• [Task to complete] How many lines of these records hold the string "Storm"? Reply with the number alone.

------------------------------

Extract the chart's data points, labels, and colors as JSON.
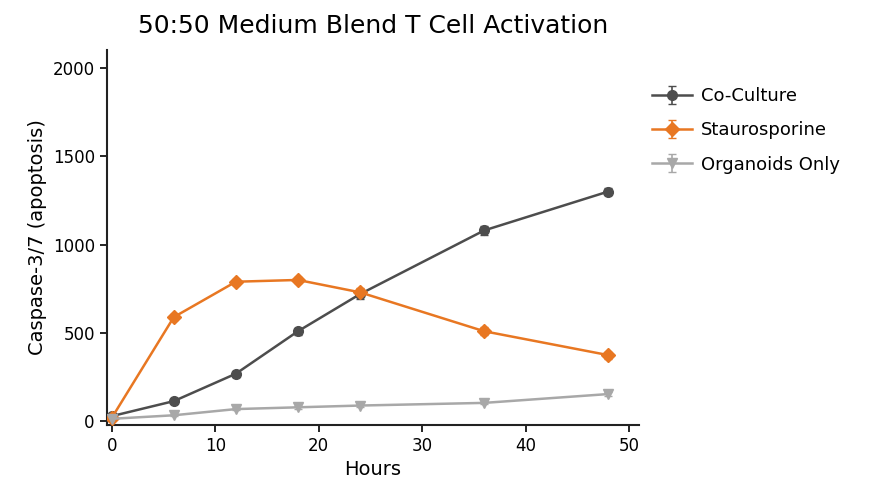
{
  "title": "50:50 Medium Blend T Cell Activation",
  "xlabel": "Hours",
  "ylabel": "Caspase-3/7 (apoptosis)",
  "xlim": [
    -0.5,
    51
  ],
  "ylim": [
    -20,
    2100
  ],
  "yticks": [
    0,
    500,
    1000,
    1500,
    2000
  ],
  "xticks": [
    0,
    10,
    20,
    30,
    40,
    50
  ],
  "series": [
    {
      "label": "Co-Culture",
      "x": [
        0,
        6,
        12,
        18,
        24,
        36,
        48
      ],
      "y": [
        30,
        115,
        270,
        510,
        720,
        1080,
        1300
      ],
      "yerr": [
        8,
        12,
        18,
        20,
        30,
        25,
        22
      ],
      "color": "#4d4d4d",
      "marker": "o",
      "markersize": 7,
      "linewidth": 1.8
    },
    {
      "label": "Staurosporine",
      "x": [
        0,
        6,
        12,
        18,
        24,
        36,
        48
      ],
      "y": [
        20,
        590,
        790,
        800,
        730,
        510,
        375
      ],
      "yerr": [
        5,
        15,
        18,
        18,
        25,
        22,
        20
      ],
      "color": "#e87722",
      "marker": "D",
      "markersize": 7,
      "linewidth": 1.8
    },
    {
      "label": "Organoids Only",
      "x": [
        0,
        6,
        12,
        18,
        24,
        36,
        48
      ],
      "y": [
        15,
        35,
        70,
        80,
        90,
        105,
        155
      ],
      "yerr": [
        4,
        6,
        8,
        8,
        8,
        8,
        12
      ],
      "color": "#a8a8a8",
      "marker": "v",
      "markersize": 7,
      "linewidth": 1.8
    }
  ],
  "background_color": "#ffffff",
  "title_fontsize": 18,
  "label_fontsize": 14,
  "tick_fontsize": 12,
  "legend_fontsize": 13
}
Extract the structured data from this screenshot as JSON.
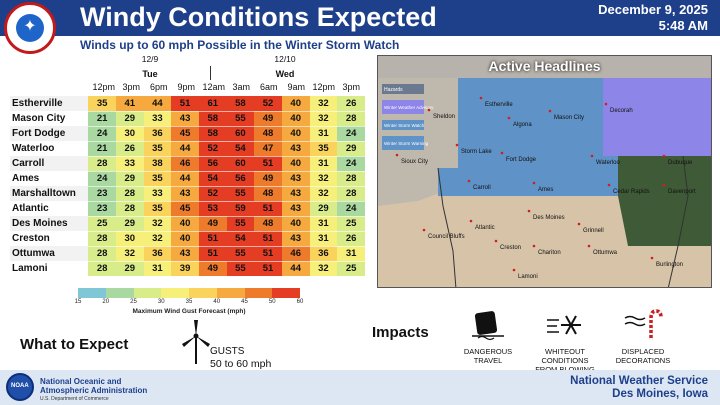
{
  "header": {
    "title": "Windy Conditions Expected",
    "date": "December 9, 2025",
    "time": "5:48 AM",
    "subtitle": "Winds up to 60 mph Possible in the Winter Storm Watch"
  },
  "forecast": {
    "day1_date": "12/9",
    "day1_name": "Tue",
    "day2_date": "12/10",
    "day2_name": "Wed",
    "hours": [
      "12pm",
      "3pm",
      "6pm",
      "9pm",
      "12am",
      "3am",
      "6am",
      "9am",
      "12pm",
      "3pm"
    ],
    "rows": [
      {
        "city": "Estherville",
        "values": [
          35,
          41,
          44,
          51,
          61,
          58,
          52,
          40,
          32,
          26
        ]
      },
      {
        "city": "Mason City",
        "values": [
          21,
          29,
          33,
          43,
          58,
          55,
          49,
          40,
          32,
          28
        ]
      },
      {
        "city": "Fort Dodge",
        "values": [
          24,
          30,
          36,
          45,
          58,
          60,
          48,
          40,
          31,
          24
        ]
      },
      {
        "city": "Waterloo",
        "values": [
          21,
          26,
          35,
          44,
          52,
          54,
          47,
          43,
          35,
          29
        ]
      },
      {
        "city": "Carroll",
        "values": [
          28,
          33,
          38,
          46,
          56,
          60,
          51,
          40,
          31,
          24
        ]
      },
      {
        "city": "Ames",
        "values": [
          24,
          29,
          35,
          44,
          54,
          56,
          49,
          43,
          32,
          28
        ]
      },
      {
        "city": "Marshalltown",
        "values": [
          23,
          28,
          33,
          43,
          52,
          55,
          48,
          43,
          32,
          28
        ]
      },
      {
        "city": "Atlantic",
        "values": [
          23,
          28,
          35,
          45,
          53,
          59,
          51,
          43,
          29,
          24
        ]
      },
      {
        "city": "Des Moines",
        "values": [
          25,
          29,
          32,
          40,
          49,
          55,
          48,
          40,
          31,
          25
        ]
      },
      {
        "city": "Creston",
        "values": [
          28,
          30,
          32,
          40,
          51,
          54,
          51,
          43,
          31,
          26
        ]
      },
      {
        "city": "Ottumwa",
        "values": [
          28,
          32,
          36,
          43,
          51,
          55,
          51,
          46,
          36,
          31
        ]
      },
      {
        "city": "Lamoni",
        "values": [
          28,
          29,
          31,
          39,
          49,
          55,
          51,
          44,
          32,
          25
        ]
      }
    ]
  },
  "legend": {
    "ticks": [
      "15",
      "20",
      "25",
      "30",
      "35",
      "40",
      "45",
      "50",
      "60"
    ],
    "colors": [
      "#7fc6d6",
      "#a9d8a0",
      "#d9ec8a",
      "#f6f07a",
      "#f9d35c",
      "#f5a93f",
      "#ee7a2b",
      "#e43d23"
    ],
    "title": "Maximum Wind Gust Forecast (mph)"
  },
  "map": {
    "title": "Active Headlines",
    "legend_items": [
      "Hazards",
      "Winter Weather Advisory",
      "Winter Storm Watch",
      "Winter Storm Warning"
    ],
    "cities": [
      "Estherville",
      "Mason City",
      "Decorah",
      "Sheldon",
      "Algona",
      "Sioux City",
      "Storm Lake",
      "Fort Dodge",
      "Waterloo",
      "Dubuque",
      "Carroll",
      "Ames",
      "Cedar Rapids",
      "Davenport",
      "Des Moines",
      "Grinnell",
      "Council Bluffs",
      "Atlantic",
      "Creston",
      "Chariton",
      "Ottumwa",
      "Burlington",
      "Lamoni"
    ]
  },
  "expect": {
    "label": "What to Expect",
    "gusts_label": "GUSTS",
    "gusts_value": "50 to 60 mph"
  },
  "impacts": {
    "label": "Impacts",
    "items": [
      "DANGEROUS TRAVEL",
      "WHITEOUT CONDITIONS FROM BLOWING SNOW",
      "DISPLACED DECORATIONS"
    ]
  },
  "footer": {
    "noaa_line1": "National Oceanic and",
    "noaa_line2": "Atmospheric Administration",
    "noaa_sub": "U.S. Department of Commerce",
    "noaa_logo_text": "NOAA",
    "nws_line1": "National Weather Service",
    "nws_line2": "Des Moines, Iowa"
  }
}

------------------------------

• [Output for this exercise] 4